What this task involves → Echo every one of the following records line for line, without changing anything.

[Stored dataset items]

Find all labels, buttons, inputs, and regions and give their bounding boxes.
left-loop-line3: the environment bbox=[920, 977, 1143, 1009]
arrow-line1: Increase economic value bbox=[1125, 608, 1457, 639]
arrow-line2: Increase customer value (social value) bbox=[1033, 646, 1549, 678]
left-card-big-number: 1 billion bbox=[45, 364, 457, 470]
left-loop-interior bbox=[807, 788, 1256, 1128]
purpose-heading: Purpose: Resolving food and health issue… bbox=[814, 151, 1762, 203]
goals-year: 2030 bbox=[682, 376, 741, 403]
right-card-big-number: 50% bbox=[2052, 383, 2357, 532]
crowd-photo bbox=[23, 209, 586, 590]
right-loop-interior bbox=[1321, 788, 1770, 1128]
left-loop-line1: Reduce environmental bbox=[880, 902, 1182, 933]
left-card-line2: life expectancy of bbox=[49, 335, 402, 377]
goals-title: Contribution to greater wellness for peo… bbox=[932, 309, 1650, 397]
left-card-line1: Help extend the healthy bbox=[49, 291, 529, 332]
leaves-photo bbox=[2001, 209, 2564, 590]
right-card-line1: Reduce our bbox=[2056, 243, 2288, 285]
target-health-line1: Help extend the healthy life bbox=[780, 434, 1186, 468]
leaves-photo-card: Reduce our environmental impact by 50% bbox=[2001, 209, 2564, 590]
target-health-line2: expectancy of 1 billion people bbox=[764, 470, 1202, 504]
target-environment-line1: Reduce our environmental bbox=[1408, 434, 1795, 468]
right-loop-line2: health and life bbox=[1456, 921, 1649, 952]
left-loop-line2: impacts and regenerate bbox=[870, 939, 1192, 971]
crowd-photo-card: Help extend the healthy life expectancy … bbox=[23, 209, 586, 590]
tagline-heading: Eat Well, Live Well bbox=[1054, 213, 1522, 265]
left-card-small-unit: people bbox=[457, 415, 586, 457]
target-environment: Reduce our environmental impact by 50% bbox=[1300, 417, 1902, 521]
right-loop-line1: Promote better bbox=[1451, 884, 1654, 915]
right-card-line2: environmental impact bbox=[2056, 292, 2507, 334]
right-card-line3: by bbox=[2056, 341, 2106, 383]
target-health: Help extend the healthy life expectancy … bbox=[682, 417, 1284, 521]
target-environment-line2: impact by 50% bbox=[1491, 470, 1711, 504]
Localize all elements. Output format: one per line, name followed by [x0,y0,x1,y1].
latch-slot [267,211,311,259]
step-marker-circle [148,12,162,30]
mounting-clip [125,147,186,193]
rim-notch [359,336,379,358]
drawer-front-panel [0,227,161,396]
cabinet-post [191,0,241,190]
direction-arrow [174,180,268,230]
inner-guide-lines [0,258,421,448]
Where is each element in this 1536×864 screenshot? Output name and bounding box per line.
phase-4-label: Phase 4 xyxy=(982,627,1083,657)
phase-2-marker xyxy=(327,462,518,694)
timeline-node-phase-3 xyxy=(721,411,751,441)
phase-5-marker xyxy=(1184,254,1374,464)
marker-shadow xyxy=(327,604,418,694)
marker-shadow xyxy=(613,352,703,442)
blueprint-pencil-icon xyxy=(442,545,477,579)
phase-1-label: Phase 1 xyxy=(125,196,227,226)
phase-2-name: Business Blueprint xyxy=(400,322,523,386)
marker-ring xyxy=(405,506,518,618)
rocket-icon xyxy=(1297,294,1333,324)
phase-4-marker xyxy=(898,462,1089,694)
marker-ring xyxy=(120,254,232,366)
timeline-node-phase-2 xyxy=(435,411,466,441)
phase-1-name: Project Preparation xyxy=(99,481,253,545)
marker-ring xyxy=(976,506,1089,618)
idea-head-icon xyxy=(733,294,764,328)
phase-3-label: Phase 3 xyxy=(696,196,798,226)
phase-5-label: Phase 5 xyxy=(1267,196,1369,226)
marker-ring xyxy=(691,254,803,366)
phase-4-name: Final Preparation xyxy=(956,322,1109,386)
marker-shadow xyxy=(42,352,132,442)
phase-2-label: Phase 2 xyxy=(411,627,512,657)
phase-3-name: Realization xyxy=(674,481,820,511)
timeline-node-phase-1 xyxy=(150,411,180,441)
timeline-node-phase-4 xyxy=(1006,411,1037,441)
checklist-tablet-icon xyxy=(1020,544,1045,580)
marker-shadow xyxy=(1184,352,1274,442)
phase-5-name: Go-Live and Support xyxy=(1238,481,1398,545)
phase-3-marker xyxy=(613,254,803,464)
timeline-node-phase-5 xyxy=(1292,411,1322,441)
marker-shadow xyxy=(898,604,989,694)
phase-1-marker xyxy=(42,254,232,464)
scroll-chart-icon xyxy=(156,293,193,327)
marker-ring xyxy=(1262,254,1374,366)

Reply to the exercise →
Find all labels, buttons, inputs, and regions and give their bounding boxes.
left-loop-line3: the environment bbox=[920, 977, 1143, 1009]
arrow-line1: Increase economic value bbox=[1125, 608, 1457, 639]
arrow-line2: Increase customer value (social value) bbox=[1033, 646, 1549, 678]
left-card-big-number: 1 billion bbox=[45, 364, 457, 470]
left-loop-interior bbox=[807, 788, 1256, 1128]
purpose-heading: Purpose: Resolving food and health issue… bbox=[814, 151, 1762, 203]
goals-year: 2030 bbox=[682, 376, 741, 403]
right-card-big-number: 50% bbox=[2052, 383, 2357, 532]
crowd-photo bbox=[23, 209, 586, 590]
right-loop-interior bbox=[1321, 788, 1770, 1128]
left-loop-line1: Reduce environmental bbox=[880, 902, 1182, 933]
left-card-line2: life expectancy of bbox=[49, 335, 402, 377]
goals-title: Contribution to greater wellness for peo… bbox=[932, 309, 1650, 397]
left-card-line1: Help extend the healthy bbox=[49, 291, 529, 332]
leaves-photo bbox=[2001, 209, 2564, 590]
right-card-line1: Reduce our bbox=[2056, 243, 2288, 285]
target-health-line1: Help extend the healthy life bbox=[780, 434, 1186, 468]
leaves-photo-card: Reduce our environmental impact by 50% bbox=[2001, 209, 2564, 590]
target-health-line2: expectancy of 1 billion people bbox=[764, 470, 1202, 504]
target-environment-line1: Reduce our environmental bbox=[1408, 434, 1795, 468]
right-loop-line2: health and life bbox=[1456, 921, 1649, 952]
left-loop-line2: impacts and regenerate bbox=[870, 939, 1192, 971]
crowd-photo-card: Help extend the healthy life expectancy … bbox=[23, 209, 586, 590]
tagline-heading: Eat Well, Live Well bbox=[1054, 213, 1522, 265]
left-card-small-unit: people bbox=[457, 415, 586, 457]
target-environment: Reduce our environmental impact by 50% bbox=[1300, 417, 1902, 521]
right-loop-line1: Promote better bbox=[1451, 884, 1654, 915]
right-card-line2: environmental impact bbox=[2056, 292, 2507, 334]
right-card-line3: by bbox=[2056, 341, 2106, 383]
target-health: Help extend the healthy life expectancy … bbox=[682, 417, 1284, 521]
target-environment-line2: impact by 50% bbox=[1491, 470, 1711, 504]
Localize all elements. Output format: one per line, name followed by [x0,y0,x1,y1].
latch-slot [267,211,311,259]
step-marker-circle [148,12,162,30]
mounting-clip [125,147,186,193]
rim-notch [359,336,379,358]
drawer-front-panel [0,227,161,396]
cabinet-post [191,0,241,190]
direction-arrow [174,180,268,230]
inner-guide-lines [0,258,421,448]
Where is each element in this 1536×864 screenshot? Output name and bounding box per line.
phase-4-label: Phase 4 xyxy=(982,627,1083,657)
phase-2-marker xyxy=(327,462,518,694)
timeline-node-phase-3 xyxy=(721,411,751,441)
phase-5-marker xyxy=(1184,254,1374,464)
marker-shadow xyxy=(327,604,418,694)
marker-shadow xyxy=(613,352,703,442)
blueprint-pencil-icon xyxy=(442,545,477,579)
phase-1-label: Phase 1 xyxy=(125,196,227,226)
phase-2-name: Business Blueprint xyxy=(400,322,523,386)
marker-ring xyxy=(405,506,518,618)
rocket-icon xyxy=(1297,294,1333,324)
phase-4-marker xyxy=(898,462,1089,694)
marker-ring xyxy=(120,254,232,366)
timeline-node-phase-2 xyxy=(435,411,466,441)
phase-1-name: Project Preparation xyxy=(99,481,253,545)
marker-ring xyxy=(976,506,1089,618)
idea-head-icon xyxy=(733,294,764,328)
phase-3-label: Phase 3 xyxy=(696,196,798,226)
phase-5-label: Phase 5 xyxy=(1267,196,1369,226)
marker-ring xyxy=(691,254,803,366)
phase-4-name: Final Preparation xyxy=(956,322,1109,386)
marker-shadow xyxy=(42,352,132,442)
phase-2-label: Phase 2 xyxy=(411,627,512,657)
phase-3-name: Realization xyxy=(674,481,820,511)
timeline-node-phase-1 xyxy=(150,411,180,441)
timeline-node-phase-4 xyxy=(1006,411,1037,441)
checklist-tablet-icon xyxy=(1020,544,1045,580)
marker-shadow xyxy=(1184,352,1274,442)
phase-5-name: Go-Live and Support xyxy=(1238,481,1398,545)
phase-3-marker xyxy=(613,254,803,464)
timeline-node-phase-5 xyxy=(1292,411,1322,441)
marker-shadow xyxy=(898,604,989,694)
phase-1-marker xyxy=(42,254,232,464)
scroll-chart-icon xyxy=(156,293,193,327)
marker-ring xyxy=(1262,254,1374,366)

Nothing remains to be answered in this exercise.